- _Task statement_
Search the listing for "排桩预应力锚杆" and copy every line where it appears.

- _Source data_
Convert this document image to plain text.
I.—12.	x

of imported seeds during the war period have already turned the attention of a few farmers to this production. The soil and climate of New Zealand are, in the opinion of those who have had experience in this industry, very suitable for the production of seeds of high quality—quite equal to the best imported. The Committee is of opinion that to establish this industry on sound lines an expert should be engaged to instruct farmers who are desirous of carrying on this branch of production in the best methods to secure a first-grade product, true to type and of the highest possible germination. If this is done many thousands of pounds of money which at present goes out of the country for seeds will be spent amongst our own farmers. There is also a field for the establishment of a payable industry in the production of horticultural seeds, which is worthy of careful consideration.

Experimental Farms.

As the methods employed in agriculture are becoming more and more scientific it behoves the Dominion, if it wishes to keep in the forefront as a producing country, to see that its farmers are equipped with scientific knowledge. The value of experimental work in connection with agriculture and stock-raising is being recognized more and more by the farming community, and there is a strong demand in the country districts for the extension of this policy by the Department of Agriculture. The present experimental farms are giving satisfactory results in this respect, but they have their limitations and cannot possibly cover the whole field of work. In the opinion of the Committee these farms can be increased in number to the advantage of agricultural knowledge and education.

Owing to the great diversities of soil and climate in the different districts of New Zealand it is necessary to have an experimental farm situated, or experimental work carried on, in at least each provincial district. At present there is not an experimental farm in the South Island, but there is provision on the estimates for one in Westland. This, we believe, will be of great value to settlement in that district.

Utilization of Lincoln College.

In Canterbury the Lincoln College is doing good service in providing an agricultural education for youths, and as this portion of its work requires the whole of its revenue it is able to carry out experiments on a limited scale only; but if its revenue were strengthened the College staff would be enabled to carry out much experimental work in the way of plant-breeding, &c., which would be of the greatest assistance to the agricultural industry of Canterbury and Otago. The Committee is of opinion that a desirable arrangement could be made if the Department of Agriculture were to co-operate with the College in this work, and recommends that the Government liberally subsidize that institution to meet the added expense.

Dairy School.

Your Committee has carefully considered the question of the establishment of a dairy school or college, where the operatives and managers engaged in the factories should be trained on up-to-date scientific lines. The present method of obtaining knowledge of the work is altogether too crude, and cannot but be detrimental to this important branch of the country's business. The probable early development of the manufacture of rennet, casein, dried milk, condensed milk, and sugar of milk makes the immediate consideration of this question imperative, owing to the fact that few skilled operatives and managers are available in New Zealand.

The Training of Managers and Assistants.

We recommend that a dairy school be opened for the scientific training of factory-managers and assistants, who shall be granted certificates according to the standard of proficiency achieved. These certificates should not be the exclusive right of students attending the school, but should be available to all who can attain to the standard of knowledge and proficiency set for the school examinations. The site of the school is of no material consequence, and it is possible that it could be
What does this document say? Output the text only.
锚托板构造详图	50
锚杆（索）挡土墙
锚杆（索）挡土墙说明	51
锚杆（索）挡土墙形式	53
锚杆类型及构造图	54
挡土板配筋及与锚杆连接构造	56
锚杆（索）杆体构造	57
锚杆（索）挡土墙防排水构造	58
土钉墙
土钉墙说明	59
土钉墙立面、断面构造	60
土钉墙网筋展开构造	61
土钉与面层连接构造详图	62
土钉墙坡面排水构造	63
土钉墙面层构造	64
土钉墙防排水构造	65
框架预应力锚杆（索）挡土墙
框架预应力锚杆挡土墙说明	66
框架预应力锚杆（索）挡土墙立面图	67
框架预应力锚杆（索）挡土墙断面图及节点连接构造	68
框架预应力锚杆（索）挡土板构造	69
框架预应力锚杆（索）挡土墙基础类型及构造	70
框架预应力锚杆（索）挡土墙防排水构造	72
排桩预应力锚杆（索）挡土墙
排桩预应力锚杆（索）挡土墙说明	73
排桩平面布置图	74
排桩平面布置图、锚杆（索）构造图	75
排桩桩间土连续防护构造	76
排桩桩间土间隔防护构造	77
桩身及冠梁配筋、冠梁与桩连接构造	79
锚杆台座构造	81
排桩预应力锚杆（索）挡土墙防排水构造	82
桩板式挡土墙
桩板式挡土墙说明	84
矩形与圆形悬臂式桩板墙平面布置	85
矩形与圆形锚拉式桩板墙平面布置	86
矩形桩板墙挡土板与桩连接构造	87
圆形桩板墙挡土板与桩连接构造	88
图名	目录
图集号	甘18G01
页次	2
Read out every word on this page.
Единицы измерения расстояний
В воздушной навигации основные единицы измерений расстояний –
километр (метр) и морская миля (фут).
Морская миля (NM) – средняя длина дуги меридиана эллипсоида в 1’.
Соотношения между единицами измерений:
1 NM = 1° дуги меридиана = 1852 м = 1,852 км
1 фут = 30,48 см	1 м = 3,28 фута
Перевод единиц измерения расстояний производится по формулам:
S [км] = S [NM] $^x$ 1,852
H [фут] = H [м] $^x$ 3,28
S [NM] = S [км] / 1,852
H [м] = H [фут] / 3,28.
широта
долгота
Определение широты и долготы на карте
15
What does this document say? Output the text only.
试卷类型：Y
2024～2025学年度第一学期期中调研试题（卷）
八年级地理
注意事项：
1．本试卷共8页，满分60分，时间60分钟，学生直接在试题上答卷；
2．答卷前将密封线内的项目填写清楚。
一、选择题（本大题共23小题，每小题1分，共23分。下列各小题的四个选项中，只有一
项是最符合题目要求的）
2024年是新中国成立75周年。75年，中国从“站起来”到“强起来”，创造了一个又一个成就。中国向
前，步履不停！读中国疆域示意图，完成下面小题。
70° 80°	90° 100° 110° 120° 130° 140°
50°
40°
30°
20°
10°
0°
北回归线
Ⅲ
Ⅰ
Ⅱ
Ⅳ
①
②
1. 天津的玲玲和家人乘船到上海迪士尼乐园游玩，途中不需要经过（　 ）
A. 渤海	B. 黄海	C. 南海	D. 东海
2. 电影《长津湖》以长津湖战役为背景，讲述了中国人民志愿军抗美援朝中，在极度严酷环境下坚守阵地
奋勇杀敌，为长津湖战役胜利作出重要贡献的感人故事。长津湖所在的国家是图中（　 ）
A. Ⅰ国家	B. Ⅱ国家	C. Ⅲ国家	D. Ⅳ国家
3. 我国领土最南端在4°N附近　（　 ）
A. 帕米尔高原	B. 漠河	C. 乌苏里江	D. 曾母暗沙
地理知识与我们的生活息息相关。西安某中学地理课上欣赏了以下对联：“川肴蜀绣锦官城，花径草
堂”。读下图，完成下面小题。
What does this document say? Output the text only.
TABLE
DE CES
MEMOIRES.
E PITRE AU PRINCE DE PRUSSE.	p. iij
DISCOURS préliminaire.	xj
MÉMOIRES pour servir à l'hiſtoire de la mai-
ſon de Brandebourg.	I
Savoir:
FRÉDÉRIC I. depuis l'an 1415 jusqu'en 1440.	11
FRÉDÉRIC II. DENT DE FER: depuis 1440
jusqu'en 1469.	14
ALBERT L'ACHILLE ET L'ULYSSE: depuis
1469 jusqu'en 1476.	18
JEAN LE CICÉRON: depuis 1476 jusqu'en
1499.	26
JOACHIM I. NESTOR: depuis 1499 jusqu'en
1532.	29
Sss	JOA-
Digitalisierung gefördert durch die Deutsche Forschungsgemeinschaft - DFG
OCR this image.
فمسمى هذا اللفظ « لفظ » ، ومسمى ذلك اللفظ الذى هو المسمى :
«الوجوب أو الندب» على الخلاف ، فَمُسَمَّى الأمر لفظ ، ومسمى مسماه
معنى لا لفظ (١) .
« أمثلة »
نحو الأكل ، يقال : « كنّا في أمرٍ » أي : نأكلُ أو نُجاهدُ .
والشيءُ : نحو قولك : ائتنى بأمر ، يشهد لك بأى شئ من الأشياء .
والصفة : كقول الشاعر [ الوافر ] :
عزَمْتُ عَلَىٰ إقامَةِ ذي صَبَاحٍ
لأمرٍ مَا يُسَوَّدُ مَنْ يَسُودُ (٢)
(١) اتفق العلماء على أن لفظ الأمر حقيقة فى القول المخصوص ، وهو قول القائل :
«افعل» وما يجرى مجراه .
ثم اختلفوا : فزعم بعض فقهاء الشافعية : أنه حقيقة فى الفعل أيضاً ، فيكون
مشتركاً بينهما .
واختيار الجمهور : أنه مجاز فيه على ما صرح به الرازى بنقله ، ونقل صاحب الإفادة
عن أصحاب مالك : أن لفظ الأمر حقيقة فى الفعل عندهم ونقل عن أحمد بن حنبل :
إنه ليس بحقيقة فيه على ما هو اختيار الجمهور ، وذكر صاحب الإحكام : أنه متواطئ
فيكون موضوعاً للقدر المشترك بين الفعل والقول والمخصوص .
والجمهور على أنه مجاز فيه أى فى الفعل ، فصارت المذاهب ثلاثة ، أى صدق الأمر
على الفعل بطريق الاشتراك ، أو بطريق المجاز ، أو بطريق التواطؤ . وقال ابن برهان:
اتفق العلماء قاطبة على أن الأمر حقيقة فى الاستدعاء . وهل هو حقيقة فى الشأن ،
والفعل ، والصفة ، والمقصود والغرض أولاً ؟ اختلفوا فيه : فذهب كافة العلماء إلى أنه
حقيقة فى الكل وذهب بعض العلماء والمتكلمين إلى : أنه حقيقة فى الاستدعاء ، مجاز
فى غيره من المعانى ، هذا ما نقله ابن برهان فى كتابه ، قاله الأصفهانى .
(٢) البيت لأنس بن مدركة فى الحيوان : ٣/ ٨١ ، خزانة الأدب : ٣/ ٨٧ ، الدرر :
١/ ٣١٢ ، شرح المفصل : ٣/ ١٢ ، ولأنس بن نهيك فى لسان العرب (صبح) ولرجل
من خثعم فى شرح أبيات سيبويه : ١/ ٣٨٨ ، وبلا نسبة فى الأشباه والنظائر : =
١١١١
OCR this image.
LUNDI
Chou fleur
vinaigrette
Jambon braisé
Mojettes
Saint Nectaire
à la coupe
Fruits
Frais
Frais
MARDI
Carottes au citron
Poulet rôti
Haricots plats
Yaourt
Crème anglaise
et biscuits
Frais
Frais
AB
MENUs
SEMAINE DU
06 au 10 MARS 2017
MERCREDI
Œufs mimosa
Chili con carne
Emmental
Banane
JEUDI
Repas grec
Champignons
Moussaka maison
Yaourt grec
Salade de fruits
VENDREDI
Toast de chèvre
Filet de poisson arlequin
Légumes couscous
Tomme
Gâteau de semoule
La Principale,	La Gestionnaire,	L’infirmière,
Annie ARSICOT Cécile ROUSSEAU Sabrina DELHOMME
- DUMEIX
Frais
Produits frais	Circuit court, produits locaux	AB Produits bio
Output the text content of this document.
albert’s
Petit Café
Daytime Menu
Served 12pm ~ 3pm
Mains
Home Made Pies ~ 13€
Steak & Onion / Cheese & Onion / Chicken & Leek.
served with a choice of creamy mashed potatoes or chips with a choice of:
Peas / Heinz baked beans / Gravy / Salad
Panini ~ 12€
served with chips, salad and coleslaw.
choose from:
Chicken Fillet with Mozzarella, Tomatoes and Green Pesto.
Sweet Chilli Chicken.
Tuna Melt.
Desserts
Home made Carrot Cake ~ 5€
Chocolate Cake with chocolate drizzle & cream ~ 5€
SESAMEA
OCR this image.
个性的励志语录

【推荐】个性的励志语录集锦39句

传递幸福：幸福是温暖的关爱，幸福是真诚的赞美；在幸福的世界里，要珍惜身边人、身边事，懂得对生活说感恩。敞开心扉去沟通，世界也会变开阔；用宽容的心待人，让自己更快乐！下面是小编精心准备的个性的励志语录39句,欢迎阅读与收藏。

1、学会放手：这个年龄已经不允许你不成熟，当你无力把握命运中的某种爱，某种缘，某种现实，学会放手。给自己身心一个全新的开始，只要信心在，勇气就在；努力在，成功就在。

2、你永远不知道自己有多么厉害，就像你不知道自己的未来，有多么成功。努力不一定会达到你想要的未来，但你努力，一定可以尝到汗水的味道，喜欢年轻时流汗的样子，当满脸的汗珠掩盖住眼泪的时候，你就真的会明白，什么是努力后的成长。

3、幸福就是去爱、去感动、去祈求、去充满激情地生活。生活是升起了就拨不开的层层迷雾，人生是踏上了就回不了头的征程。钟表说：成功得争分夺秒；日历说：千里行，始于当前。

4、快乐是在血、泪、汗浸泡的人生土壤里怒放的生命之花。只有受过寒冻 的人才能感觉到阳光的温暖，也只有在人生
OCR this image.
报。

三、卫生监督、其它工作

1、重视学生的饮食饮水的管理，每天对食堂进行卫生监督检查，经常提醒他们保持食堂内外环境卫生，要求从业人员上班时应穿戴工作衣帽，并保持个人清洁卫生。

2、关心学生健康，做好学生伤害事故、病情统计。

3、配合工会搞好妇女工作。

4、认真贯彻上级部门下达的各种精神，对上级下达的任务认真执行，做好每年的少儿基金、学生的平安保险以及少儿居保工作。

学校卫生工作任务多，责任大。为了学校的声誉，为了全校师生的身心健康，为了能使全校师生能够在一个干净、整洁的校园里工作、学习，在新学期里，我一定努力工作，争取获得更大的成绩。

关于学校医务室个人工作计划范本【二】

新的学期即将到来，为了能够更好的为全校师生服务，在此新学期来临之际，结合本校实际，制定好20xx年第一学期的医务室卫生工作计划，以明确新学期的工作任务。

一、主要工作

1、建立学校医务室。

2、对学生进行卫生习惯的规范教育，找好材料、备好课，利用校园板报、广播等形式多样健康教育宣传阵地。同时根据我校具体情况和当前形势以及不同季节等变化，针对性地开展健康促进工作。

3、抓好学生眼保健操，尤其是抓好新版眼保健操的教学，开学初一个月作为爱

- _Result of this task_
排桩预应力锚杆（索）挡土墙
排桩预应力锚杆（索）挡土墙说明	73
排桩预应力锚杆（索）挡土墙防排水构造	82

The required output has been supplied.